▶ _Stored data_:

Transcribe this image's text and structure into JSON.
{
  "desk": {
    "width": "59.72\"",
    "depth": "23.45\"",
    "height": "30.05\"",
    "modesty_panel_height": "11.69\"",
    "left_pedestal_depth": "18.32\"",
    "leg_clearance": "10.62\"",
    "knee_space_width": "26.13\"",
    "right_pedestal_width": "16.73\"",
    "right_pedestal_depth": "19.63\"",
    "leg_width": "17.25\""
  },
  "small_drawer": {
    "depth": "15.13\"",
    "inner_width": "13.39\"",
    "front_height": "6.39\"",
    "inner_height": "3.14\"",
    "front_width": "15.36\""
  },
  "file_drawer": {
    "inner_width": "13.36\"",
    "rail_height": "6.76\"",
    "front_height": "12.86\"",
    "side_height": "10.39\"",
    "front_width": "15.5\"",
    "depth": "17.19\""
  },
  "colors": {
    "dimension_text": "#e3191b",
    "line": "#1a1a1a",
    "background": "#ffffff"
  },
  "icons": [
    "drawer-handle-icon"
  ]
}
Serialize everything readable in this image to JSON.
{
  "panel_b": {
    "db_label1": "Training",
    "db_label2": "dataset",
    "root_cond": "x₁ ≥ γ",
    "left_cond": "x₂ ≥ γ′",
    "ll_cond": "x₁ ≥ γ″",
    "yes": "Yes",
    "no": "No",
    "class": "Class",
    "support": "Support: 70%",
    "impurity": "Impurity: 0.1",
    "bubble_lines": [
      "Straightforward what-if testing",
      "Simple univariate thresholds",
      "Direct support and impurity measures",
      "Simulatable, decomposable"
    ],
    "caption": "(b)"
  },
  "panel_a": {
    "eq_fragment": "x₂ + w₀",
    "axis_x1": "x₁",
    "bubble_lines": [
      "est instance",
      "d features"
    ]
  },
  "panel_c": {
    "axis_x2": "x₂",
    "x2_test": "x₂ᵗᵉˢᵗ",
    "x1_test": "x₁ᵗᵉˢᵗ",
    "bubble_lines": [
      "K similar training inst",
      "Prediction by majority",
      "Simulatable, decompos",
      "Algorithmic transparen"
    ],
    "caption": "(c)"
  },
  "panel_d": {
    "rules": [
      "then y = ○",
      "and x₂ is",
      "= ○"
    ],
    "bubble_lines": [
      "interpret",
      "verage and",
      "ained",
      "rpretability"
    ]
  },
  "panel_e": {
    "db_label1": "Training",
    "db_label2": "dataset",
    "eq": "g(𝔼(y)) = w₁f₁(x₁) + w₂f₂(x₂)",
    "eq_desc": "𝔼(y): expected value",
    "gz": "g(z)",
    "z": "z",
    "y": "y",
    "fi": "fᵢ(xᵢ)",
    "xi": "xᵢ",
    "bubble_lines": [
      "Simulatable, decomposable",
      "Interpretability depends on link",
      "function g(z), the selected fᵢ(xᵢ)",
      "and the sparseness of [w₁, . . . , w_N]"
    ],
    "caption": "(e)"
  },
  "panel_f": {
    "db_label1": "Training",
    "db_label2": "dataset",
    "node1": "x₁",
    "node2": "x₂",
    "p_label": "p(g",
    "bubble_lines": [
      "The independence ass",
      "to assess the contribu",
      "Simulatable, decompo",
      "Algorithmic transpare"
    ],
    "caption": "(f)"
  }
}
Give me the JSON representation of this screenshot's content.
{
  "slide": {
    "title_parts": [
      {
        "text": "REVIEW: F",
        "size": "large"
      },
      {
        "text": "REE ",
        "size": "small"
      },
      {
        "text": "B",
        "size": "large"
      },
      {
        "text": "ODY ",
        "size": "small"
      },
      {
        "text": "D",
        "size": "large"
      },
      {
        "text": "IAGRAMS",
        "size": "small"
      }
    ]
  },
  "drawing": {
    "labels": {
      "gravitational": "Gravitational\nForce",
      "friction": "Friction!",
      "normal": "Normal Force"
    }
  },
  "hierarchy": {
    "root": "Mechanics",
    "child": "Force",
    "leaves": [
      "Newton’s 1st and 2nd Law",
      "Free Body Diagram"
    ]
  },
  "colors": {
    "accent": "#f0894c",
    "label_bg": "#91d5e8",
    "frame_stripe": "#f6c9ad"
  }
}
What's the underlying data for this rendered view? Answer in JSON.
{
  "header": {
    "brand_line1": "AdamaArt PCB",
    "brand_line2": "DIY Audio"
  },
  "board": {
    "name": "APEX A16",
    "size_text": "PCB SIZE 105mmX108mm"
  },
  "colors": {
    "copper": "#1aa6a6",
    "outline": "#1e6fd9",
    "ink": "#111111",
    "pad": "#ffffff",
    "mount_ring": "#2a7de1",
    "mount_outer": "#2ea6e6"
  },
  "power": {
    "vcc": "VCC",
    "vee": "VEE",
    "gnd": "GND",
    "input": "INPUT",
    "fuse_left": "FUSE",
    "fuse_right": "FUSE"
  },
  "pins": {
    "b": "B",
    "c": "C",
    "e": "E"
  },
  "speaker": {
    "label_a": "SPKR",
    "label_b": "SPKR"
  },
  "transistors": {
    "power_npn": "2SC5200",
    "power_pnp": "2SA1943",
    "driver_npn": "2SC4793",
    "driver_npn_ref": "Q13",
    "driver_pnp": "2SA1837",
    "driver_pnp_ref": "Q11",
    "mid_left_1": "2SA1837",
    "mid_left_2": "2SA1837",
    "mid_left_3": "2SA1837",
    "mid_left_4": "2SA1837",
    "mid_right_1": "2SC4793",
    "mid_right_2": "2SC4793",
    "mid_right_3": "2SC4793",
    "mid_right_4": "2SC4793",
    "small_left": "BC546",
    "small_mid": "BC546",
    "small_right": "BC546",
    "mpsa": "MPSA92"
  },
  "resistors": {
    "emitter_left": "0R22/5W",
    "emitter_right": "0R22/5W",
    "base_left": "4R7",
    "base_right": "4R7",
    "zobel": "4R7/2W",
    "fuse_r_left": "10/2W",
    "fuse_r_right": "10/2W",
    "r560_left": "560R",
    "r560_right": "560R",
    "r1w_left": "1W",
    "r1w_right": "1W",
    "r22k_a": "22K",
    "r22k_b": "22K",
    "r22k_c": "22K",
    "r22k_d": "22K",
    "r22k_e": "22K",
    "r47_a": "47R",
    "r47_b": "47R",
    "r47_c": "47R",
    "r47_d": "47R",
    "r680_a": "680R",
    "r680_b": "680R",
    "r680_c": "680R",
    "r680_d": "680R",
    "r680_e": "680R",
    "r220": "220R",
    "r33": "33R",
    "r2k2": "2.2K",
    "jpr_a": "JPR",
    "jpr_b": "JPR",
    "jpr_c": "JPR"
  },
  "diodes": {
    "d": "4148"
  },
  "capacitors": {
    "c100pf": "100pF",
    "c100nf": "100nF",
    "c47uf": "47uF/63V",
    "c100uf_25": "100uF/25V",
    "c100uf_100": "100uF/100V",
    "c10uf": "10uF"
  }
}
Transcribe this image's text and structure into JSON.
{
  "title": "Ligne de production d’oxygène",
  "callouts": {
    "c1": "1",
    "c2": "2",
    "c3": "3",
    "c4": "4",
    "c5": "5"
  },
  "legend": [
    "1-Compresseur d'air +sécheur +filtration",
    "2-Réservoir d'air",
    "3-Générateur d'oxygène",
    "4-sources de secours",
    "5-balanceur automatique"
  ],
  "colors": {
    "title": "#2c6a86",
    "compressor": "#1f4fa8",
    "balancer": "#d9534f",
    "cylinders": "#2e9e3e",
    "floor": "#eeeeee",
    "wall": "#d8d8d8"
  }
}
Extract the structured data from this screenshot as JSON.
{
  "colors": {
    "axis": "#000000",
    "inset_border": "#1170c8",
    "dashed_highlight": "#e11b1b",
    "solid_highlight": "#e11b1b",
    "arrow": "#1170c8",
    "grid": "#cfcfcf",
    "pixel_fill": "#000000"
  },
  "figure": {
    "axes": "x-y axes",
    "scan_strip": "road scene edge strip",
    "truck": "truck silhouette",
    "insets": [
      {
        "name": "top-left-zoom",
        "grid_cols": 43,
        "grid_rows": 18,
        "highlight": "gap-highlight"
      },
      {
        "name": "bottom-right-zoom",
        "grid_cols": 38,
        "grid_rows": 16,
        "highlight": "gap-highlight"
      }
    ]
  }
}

▶ _Exercise aim_: Identify every line where the string "Simulatable" appears.

▶ _Correct response_:
      "Simulatable, decomposable"
      "Simulatable, decompos",
      "Simulatable, decomposable",
      "Simulatable, decompo",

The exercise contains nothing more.